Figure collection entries
━━━━━━

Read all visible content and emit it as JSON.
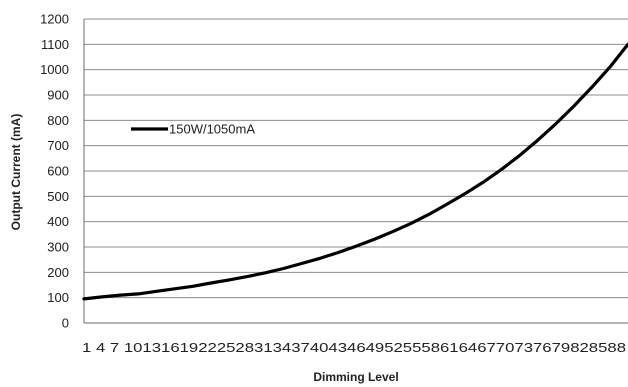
{
  "chart_data": {
    "type": "line",
    "xlabel": "Dimming Level",
    "ylabel": "Output Current (mA)",
    "ylim": [
      0,
      1200
    ],
    "yticks": [
      0,
      100,
      200,
      300,
      400,
      500,
      600,
      700,
      800,
      900,
      1000,
      1100,
      1200
    ],
    "xlim": [
      1,
      91
    ],
    "x_tick_text": "1  4  7  101316192225283134374043464952555861646770737679828588",
    "grid": "horizontal",
    "legend_position": "left-middle",
    "series": [
      {
        "name": "150W/1050mA",
        "color": "#000000",
        "x": [
          1,
          4,
          7,
          10,
          13,
          16,
          19,
          22,
          25,
          28,
          31,
          34,
          37,
          40,
          43,
          46,
          49,
          52,
          55,
          58,
          61,
          64,
          67,
          70,
          73,
          76,
          79,
          82,
          85,
          88,
          91
        ],
        "y": [
          95,
          103,
          110,
          115,
          125,
          135,
          145,
          158,
          170,
          183,
          198,
          215,
          235,
          255,
          278,
          303,
          330,
          360,
          392,
          428,
          468,
          510,
          555,
          605,
          660,
          720,
          785,
          855,
          930,
          1010,
          1100
        ]
      }
    ]
  }
}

━━━━━━

- [Short problem]: Quote all the lines above exactly as given. Do not include the pictures.

- [Written answer]:
Read all visible content and emit it as JSON.
{
  "chart_data": {
    "type": "line",
    "xlabel": "Dimming Level",
    "ylabel": "Output Current (mA)",
    "ylim": [
      0,
      1200
    ],
    "yticks": [
      0,
      100,
      200,
      300,
      400,
      500,
      600,
      700,
      800,
      900,
      1000,
      1100,
      1200
    ],
    "xlim": [
      1,
      91
    ],
    "x_tick_text": "1  4  7  101316192225283134374043464952555861646770737679828588",
    "grid": "horizontal",
    "legend_position": "left-middle",
    "series": [
      {
        "name": "150W/1050mA",
        "color": "#000000",
        "x": [
          1,
          4,
          7,
          10,
          13,
          16,
          19,
          22,
          25,
          28,
          31,
          34,
          37,
          40,
          43,
          46,
          49,
          52,
          55,
          58,
          61,
          64,
          67,
          70,
          73,
          76,
          79,
          82,
          85,
          88,
          91
        ],
        "y": [
          95,
          103,
          110,
          115,
          125,
          135,
          145,
          158,
          170,
          183,
          198,
          215,
          235,
          255,
          278,
          303,
          330,
          360,
          392,
          428,
          468,
          510,
          555,
          605,
          660,
          720,
          785,
          855,
          930,
          1010,
          1100
        ]
      }
    ]
  }
}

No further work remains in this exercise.